◆ WRITTEN PROBLEM
Set down all of the data exactly as it appears.

***

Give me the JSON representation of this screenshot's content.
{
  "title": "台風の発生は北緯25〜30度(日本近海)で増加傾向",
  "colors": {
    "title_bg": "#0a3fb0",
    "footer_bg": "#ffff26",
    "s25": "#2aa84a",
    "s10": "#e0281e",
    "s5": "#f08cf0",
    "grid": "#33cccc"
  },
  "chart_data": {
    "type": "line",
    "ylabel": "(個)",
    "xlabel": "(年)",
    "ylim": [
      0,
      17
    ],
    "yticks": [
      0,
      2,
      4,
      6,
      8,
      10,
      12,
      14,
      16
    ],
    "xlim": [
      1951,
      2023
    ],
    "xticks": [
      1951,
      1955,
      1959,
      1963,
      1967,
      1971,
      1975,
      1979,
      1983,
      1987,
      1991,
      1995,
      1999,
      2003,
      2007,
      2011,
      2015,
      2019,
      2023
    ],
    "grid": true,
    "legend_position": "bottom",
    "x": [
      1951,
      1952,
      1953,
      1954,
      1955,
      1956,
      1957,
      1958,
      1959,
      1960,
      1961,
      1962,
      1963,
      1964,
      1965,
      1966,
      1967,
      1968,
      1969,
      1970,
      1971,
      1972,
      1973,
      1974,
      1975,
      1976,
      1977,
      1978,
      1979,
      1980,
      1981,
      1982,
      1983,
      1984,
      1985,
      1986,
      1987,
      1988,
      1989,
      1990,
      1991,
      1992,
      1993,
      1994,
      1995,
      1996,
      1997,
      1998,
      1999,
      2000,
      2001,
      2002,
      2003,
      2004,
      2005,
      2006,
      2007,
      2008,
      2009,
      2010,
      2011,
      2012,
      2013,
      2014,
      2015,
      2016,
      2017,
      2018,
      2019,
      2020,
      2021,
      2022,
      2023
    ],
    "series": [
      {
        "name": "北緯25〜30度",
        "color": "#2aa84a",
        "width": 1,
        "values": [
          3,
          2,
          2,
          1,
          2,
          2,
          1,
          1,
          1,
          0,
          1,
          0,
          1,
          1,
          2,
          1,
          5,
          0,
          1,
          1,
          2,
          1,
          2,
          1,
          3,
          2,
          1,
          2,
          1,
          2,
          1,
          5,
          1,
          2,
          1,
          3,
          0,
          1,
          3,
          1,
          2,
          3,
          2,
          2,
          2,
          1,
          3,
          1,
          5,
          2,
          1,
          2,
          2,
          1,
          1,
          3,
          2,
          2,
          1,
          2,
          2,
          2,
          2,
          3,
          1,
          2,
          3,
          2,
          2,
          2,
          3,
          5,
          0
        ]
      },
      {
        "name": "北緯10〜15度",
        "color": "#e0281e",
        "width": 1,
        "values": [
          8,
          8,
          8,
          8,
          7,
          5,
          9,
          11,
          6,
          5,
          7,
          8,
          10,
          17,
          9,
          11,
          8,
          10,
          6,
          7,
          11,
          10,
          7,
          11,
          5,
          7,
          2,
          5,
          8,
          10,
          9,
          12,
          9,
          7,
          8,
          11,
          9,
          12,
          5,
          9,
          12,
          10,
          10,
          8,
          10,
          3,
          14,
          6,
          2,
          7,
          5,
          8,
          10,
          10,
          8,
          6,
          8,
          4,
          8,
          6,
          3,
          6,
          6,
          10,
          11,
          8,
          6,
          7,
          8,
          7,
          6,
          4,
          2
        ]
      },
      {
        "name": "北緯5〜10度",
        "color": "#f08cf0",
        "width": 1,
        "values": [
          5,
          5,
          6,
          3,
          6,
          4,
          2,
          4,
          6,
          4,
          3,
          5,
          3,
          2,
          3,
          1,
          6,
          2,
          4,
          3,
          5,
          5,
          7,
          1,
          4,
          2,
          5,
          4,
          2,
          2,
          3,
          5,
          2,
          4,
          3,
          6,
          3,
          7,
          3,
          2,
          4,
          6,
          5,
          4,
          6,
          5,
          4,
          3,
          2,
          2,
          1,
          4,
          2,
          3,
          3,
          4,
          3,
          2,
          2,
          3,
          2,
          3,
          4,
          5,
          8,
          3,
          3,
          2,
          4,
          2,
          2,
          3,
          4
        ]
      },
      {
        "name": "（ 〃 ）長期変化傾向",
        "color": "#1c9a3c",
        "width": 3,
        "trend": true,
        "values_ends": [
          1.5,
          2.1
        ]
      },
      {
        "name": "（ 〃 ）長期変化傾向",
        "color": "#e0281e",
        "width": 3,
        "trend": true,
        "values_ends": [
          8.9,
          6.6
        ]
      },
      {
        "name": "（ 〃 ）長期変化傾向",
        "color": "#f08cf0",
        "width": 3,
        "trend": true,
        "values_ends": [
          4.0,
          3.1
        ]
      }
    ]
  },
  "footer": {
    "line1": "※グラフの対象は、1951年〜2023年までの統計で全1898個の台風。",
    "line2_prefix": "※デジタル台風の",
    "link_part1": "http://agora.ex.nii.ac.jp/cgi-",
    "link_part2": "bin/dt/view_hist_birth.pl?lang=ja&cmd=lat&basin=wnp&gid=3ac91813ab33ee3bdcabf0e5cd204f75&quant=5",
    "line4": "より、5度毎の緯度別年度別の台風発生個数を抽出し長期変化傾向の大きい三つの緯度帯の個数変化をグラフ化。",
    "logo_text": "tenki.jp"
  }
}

***

◆ EXPECTED ANSWER
Give me the JSON representation of this screenshot's content.
{
  "title": "台風の発生は北緯25〜30度(日本近海)で増加傾向",
  "colors": {
    "title_bg": "#0a3fb0",
    "footer_bg": "#ffff26",
    "s25": "#2aa84a",
    "s10": "#e0281e",
    "s5": "#f08cf0",
    "grid": "#33cccc"
  },
  "chart_data": {
    "type": "line",
    "ylabel": "(個)",
    "xlabel": "(年)",
    "ylim": [
      0,
      17
    ],
    "yticks": [
      0,
      2,
      4,
      6,
      8,
      10,
      12,
      14,
      16
    ],
    "xlim": [
      1951,
      2023
    ],
    "xticks": [
      1951,
      1955,
      1959,
      1963,
      1967,
      1971,
      1975,
      1979,
      1983,
      1987,
      1991,
      1995,
      1999,
      2003,
      2007,
      2011,
      2015,
      2019,
      2023
    ],
    "grid": true,
    "legend_position": "bottom",
    "x": [
      1951,
      1952,
      1953,
      1954,
      1955,
      1956,
      1957,
      1958,
      1959,
      1960,
      1961,
      1962,
      1963,
      1964,
      1965,
      1966,
      1967,
      1968,
      1969,
      1970,
      1971,
      1972,
      1973,
      1974,
      1975,
      1976,
      1977,
      1978,
      1979,
      1980,
      1981,
      1982,
      1983,
      1984,
      1985,
      1986,
      1987,
      1988,
      1989,
      1990,
      1991,
      1992,
      1993,
      1994,
      1995,
      1996,
      1997,
      1998,
      1999,
      2000,
      2001,
      2002,
      2003,
      2004,
      2005,
      2006,
      2007,
      2008,
      2009,
      2010,
      2011,
      2012,
      2013,
      2014,
      2015,
      2016,
      2017,
      2018,
      2019,
      2020,
      2021,
      2022,
      2023
    ],
    "series": [
      {
        "name": "北緯25〜30度",
        "color": "#2aa84a",
        "width": 1,
        "values": [
          3,
          2,
          2,
          1,
          2,
          2,
          1,
          1,
          1,
          0,
          1,
          0,
          1,
          1,
          2,
          1,
          5,
          0,
          1,
          1,
          2,
          1,
          2,
          1,
          3,
          2,
          1,
          2,
          1,
          2,
          1,
          5,
          1,
          2,
          1,
          3,
          0,
          1,
          3,
          1,
          2,
          3,
          2,
          2,
          2,
          1,
          3,
          1,
          5,
          2,
          1,
          2,
          2,
          1,
          1,
          3,
          2,
          2,
          1,
          2,
          2,
          2,
          2,
          3,
          1,
          2,
          3,
          2,
          2,
          2,
          3,
          5,
          0
        ]
      },
      {
        "name": "北緯10〜15度",
        "color": "#e0281e",
        "width": 1,
        "values": [
          8,
          8,
          8,
          8,
          7,
          5,
          9,
          11,
          6,
          5,
          7,
          8,
          10,
          17,
          9,
          11,
          8,
          10,
          6,
          7,
          11,
          10,
          7,
          11,
          5,
          7,
          2,
          5,
          8,
          10,
          9,
          12,
          9,
          7,
          8,
          11,
          9,
          12,
          5,
          9,
          12,
          10,
          10,
          8,
          10,
          3,
          14,
          6,
          2,
          7,
          5,
          8,
          10,
          10,
          8,
          6,
          8,
          4,
          8,
          6,
          3,
          6,
          6,
          10,
          11,
          8,
          6,
          7,
          8,
          7,
          6,
          4,
          2
        ]
      },
      {
        "name": "北緯5〜10度",
        "color": "#f08cf0",
        "width": 1,
        "values": [
          5,
          5,
          6,
          3,
          6,
          4,
          2,
          4,
          6,
          4,
          3,
          5,
          3,
          2,
          3,
          1,
          6,
          2,
          4,
          3,
          5,
          5,
          7,
          1,
          4,
          2,
          5,
          4,
          2,
          2,
          3,
          5,
          2,
          4,
          3,
          6,
          3,
          7,
          3,
          2,
          4,
          6,
          5,
          4,
          6,
          5,
          4,
          3,
          2,
          2,
          1,
          4,
          2,
          3,
          3,
          4,
          3,
          2,
          2,
          3,
          2,
          3,
          4,
          5,
          8,
          3,
          3,
          2,
          4,
          2,
          2,
          3,
          4
        ]
      },
      {
        "name": "（ 〃 ）長期変化傾向",
        "color": "#1c9a3c",
        "width": 3,
        "trend": true,
        "values_ends": [
          1.5,
          2.1
        ]
      },
      {
        "name": "（ 〃 ）長期変化傾向",
        "color": "#e0281e",
        "width": 3,
        "trend": true,
        "values_ends": [
          8.9,
          6.6
        ]
      },
      {
        "name": "（ 〃 ）長期変化傾向",
        "color": "#f08cf0",
        "width": 3,
        "trend": true,
        "values_ends": [
          4.0,
          3.1
        ]
      }
    ]
  },
  "footer": {
    "line1": "※グラフの対象は、1951年〜2023年までの統計で全1898個の台風。",
    "line2_prefix": "※デジタル台風の",
    "link_part1": "http://agora.ex.nii.ac.jp/cgi-",
    "link_part2": "bin/dt/view_hist_birth.pl?lang=ja&cmd=lat&basin=wnp&gid=3ac91813ab33ee3bdcabf0e5cd204f75&quant=5",
    "line4": "より、5度毎の緯度別年度別の台風発生個数を抽出し長期変化傾向の大きい三つの緯度帯の個数変化をグラフ化。",
    "logo_text": "tenki.jp"
  }
}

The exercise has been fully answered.